It's rare for even an elite player to not have a slump now and then, and it's not at all uncommon for slumps to visit other members of the top 20 (or beyond). But what causes an otherwise winning (and uninjured) athlete to suddenly enter a period of poor play--at worst--or--at best--a period of playing well but not being able to close?
There are many reasons.
An obvious one involves returning from an injury layoff. The body may be repaired, but the player has lost her momentum, and may also have a tendency to guard the injured part of her body. Both Elena Dementieva and Maria Sharapova had service problems after they had their shoulders repaired. In fairness, "repaired" shoulders often force players to change their service motions, which creates a whole new learning situation, complete with the anxiety that accompanies such situations.
Another common issue on the WTA Tour is a player's response to sudden success and fame. Petra Kvitova struggled to adjust to being suddenly famous, and the struggle manifested itself in her performance (granted, the Czech isn't the most consistent player, under any circumstance). We don't know, but we might make an educated guess that--to some extent--this kind of pressure also affected Alona Ostapenko. And while we'll never know for sure, we can also speculate about Ana Ivanovic, who just never seemed to quite pull herself together after she won the French Open.

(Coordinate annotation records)

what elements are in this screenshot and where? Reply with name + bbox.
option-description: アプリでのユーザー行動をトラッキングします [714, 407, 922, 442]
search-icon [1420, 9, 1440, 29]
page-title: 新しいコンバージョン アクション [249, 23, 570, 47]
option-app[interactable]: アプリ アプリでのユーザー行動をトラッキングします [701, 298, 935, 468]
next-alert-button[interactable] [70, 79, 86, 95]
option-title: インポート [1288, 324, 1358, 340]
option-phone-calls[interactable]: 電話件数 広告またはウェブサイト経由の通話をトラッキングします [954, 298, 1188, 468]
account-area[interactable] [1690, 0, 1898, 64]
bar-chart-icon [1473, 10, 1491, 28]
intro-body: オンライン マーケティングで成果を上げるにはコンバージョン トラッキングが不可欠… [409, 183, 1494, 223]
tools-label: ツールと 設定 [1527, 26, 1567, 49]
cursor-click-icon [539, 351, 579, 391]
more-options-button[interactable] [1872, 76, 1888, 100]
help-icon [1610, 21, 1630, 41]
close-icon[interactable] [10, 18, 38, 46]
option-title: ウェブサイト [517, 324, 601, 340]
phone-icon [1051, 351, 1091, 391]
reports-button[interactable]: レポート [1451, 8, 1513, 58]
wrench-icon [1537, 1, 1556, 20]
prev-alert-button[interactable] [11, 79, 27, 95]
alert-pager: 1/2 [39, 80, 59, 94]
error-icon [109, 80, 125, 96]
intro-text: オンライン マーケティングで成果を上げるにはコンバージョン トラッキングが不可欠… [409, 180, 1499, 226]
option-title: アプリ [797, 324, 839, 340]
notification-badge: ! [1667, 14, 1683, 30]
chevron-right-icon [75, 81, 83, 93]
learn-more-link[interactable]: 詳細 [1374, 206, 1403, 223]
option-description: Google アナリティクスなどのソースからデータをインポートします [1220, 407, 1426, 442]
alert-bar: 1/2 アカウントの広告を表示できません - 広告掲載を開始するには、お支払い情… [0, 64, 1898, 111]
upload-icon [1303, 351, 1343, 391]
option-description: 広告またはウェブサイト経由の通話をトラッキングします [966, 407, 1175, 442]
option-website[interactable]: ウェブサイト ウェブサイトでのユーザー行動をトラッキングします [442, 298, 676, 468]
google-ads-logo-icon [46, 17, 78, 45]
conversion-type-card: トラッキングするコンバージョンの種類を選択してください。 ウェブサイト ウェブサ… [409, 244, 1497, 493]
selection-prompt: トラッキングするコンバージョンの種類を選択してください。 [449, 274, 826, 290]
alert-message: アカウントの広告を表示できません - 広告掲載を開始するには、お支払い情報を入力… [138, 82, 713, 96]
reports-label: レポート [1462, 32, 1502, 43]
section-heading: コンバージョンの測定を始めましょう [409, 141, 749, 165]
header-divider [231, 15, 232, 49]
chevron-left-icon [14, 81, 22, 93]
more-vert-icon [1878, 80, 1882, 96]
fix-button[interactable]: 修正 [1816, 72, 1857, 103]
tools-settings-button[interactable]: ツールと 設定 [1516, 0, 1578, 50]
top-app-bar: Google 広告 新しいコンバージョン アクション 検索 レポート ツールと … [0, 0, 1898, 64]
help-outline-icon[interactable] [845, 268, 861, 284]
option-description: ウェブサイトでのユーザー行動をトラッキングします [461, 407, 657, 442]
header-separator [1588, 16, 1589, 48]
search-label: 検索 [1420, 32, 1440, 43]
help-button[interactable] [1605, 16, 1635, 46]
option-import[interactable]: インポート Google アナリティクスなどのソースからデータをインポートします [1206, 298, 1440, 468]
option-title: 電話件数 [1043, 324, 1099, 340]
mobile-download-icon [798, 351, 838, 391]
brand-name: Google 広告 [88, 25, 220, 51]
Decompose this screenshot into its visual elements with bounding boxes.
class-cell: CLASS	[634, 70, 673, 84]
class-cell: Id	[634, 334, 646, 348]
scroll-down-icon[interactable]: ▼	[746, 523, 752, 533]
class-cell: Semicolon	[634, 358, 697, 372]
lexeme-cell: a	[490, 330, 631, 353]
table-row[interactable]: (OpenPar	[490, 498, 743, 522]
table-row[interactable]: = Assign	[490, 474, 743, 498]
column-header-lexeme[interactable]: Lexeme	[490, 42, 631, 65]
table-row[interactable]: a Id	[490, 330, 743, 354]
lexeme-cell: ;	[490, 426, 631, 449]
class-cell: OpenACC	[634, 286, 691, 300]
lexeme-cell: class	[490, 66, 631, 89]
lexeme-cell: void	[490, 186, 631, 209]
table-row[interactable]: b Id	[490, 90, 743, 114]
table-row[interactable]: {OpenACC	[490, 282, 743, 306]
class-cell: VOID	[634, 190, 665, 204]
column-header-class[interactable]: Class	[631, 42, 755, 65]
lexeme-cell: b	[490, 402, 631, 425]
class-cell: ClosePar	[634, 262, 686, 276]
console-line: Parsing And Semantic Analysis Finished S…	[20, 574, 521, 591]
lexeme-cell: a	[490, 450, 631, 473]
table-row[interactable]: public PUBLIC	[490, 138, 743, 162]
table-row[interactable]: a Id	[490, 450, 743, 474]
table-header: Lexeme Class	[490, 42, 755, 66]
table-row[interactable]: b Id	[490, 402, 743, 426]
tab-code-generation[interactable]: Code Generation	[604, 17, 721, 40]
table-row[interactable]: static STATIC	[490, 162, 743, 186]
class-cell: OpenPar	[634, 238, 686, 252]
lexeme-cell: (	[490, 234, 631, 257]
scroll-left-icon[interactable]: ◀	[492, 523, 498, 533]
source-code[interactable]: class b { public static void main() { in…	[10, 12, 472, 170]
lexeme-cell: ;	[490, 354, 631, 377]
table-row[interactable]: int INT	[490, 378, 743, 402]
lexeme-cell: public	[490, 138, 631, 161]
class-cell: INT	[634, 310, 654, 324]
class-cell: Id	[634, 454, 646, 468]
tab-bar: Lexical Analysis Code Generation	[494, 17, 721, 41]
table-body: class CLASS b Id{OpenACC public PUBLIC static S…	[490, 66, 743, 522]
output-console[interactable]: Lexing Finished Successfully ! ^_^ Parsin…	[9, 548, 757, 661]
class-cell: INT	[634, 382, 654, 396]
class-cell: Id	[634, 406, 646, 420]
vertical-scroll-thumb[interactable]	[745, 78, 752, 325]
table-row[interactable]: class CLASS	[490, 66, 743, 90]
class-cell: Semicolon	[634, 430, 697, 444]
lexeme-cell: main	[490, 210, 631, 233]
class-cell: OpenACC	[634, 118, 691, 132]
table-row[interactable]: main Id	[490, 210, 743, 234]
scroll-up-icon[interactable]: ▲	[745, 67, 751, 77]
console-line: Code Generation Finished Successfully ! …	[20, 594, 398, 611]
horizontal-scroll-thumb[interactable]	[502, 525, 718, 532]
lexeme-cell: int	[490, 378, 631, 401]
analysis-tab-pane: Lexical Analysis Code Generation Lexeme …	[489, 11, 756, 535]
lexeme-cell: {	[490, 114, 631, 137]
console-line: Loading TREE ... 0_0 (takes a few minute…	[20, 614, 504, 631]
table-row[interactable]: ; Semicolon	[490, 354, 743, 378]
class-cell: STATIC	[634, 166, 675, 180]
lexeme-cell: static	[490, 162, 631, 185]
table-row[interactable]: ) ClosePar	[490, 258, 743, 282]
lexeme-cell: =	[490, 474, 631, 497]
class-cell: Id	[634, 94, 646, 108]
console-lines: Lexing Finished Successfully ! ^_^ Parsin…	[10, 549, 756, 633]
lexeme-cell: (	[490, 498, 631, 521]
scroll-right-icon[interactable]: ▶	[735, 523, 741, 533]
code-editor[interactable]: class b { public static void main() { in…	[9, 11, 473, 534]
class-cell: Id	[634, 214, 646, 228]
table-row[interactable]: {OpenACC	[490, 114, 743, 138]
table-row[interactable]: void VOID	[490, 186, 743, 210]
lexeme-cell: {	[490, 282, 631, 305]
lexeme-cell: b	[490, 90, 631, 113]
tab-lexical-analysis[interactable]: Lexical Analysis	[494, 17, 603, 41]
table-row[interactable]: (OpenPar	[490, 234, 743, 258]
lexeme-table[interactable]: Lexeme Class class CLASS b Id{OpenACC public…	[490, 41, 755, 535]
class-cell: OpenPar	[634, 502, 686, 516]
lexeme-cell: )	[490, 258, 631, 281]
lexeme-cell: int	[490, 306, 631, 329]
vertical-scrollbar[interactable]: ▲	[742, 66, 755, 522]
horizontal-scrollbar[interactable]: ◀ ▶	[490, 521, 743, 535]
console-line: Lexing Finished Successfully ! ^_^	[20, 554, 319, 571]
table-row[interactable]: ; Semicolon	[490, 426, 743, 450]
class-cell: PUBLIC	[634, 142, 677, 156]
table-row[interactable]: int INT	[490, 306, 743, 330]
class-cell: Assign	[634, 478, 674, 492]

**Given task A:**
In the passage on tennis slumps, which two players had service problems after having their shoulders repaired?
**Given task B:**
Find every line in the listing that contains the string "scrollbar" and copy each one.

**Final answer A:**
Elena Dementieva and Maria Sharapova.

**Final answer B:**
vertical-scrollbar[interactable]: ▲	[742, 66, 755, 522]
horizontal-scrollbar[interactable]: ◀ ▶	[490, 521, 743, 535]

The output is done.